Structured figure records
☆ ☆ ☆
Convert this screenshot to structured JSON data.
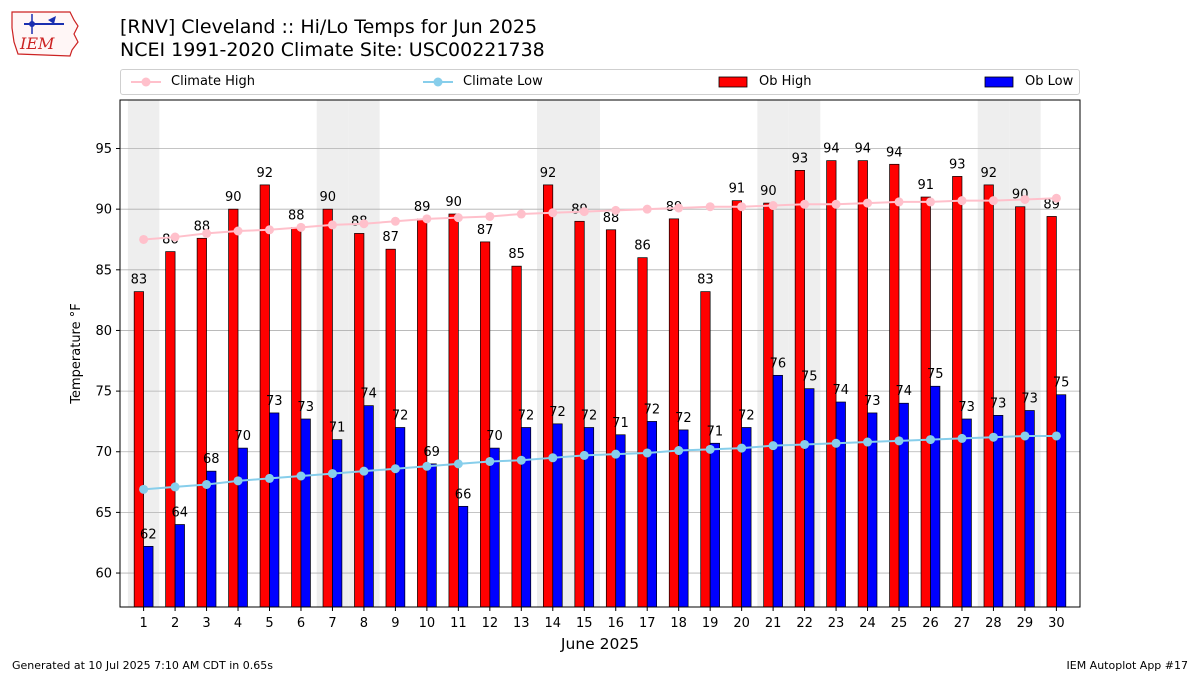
{
  "header": {
    "title_line1": "[RNV] Cleveland :: Hi/Lo Temps for Jun 2025",
    "title_line2": "NCEI 1991-2020 Climate Site: USC00221738",
    "logo_text": "IEM"
  },
  "footer": {
    "generated": "Generated at 10 Jul 2025 7:10 AM CDT in 0.65s",
    "app": "IEM Autoplot App #17"
  },
  "colors": {
    "climate_high": "#ffc0cb",
    "climate_low": "#87ceeb",
    "ob_high": "#ff0000",
    "ob_low": "#0000ff",
    "weekend_shade": "#eeeeee",
    "grid": "#b0b0b0"
  },
  "chart_data": {
    "type": "bar",
    "title": "[RNV] Cleveland :: Hi/Lo Temps for Jun 2025",
    "xlabel": "June 2025",
    "ylabel": "Temperature °F",
    "categories": [
      "1",
      "2",
      "3",
      "4",
      "5",
      "6",
      "7",
      "8",
      "9",
      "10",
      "11",
      "12",
      "13",
      "14",
      "15",
      "16",
      "17",
      "18",
      "19",
      "20",
      "21",
      "22",
      "23",
      "24",
      "25",
      "26",
      "27",
      "28",
      "29",
      "30"
    ],
    "ylim": [
      57.2,
      99.0
    ],
    "yticks": [
      60,
      65,
      70,
      75,
      80,
      85,
      90,
      95
    ],
    "grid": "horizontal",
    "legend_position": "top",
    "shaded_days": [
      1,
      7,
      8,
      14,
      15,
      21,
      22,
      28,
      29
    ],
    "series": [
      {
        "name": "Climate High",
        "kind": "line",
        "values": [
          87.5,
          87.7,
          88.0,
          88.2,
          88.3,
          88.5,
          88.7,
          88.8,
          89.0,
          89.2,
          89.3,
          89.4,
          89.6,
          89.7,
          89.8,
          89.9,
          90.0,
          90.1,
          90.2,
          90.2,
          90.3,
          90.4,
          90.4,
          90.5,
          90.6,
          90.6,
          90.7,
          90.7,
          90.8,
          90.9
        ]
      },
      {
        "name": "Climate Low",
        "kind": "line",
        "values": [
          66.9,
          67.1,
          67.3,
          67.6,
          67.8,
          68.0,
          68.2,
          68.4,
          68.6,
          68.8,
          69.0,
          69.2,
          69.3,
          69.5,
          69.7,
          69.8,
          69.9,
          70.1,
          70.2,
          70.3,
          70.5,
          70.6,
          70.7,
          70.8,
          70.9,
          71.0,
          71.1,
          71.2,
          71.3,
          71.3
        ]
      },
      {
        "name": "Ob High",
        "kind": "bar",
        "values": [
          83,
          86,
          88,
          90,
          92,
          88,
          90,
          88,
          87,
          89,
          90,
          87,
          85,
          92,
          89,
          88,
          86,
          89,
          83,
          91,
          90,
          93,
          94,
          94,
          94,
          91,
          93,
          92,
          90,
          89
        ],
        "heights": [
          83.2,
          86.5,
          87.6,
          90.0,
          92.0,
          88.5,
          90.0,
          88.0,
          86.7,
          89.2,
          89.6,
          87.3,
          85.3,
          92.0,
          89.0,
          88.3,
          86.0,
          89.2,
          83.2,
          90.7,
          90.5,
          93.2,
          94.0,
          94.0,
          93.7,
          91.0,
          92.7,
          92.0,
          90.2,
          89.4
        ]
      },
      {
        "name": "Ob Low",
        "kind": "bar",
        "values": [
          62,
          64,
          68,
          70,
          73,
          73,
          71,
          74,
          72,
          69,
          66,
          70,
          72,
          72,
          72,
          71,
          72,
          72,
          71,
          72,
          76,
          75,
          74,
          73,
          74,
          75,
          73,
          73,
          73,
          75
        ],
        "heights": [
          62.2,
          64.0,
          68.4,
          70.3,
          73.2,
          72.7,
          71.0,
          73.8,
          72.0,
          69.0,
          65.5,
          70.3,
          72.0,
          72.3,
          72.0,
          71.4,
          72.5,
          71.8,
          70.7,
          72.0,
          76.3,
          75.2,
          74.1,
          73.2,
          74.0,
          75.4,
          72.7,
          73.0,
          73.4,
          74.7
        ]
      }
    ]
  }
}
☆ ☆ ☆
Stated goal: Determine the number of lines in the data that contain "Temps" as a word or string, and state only that number.

Answer to this problem: 2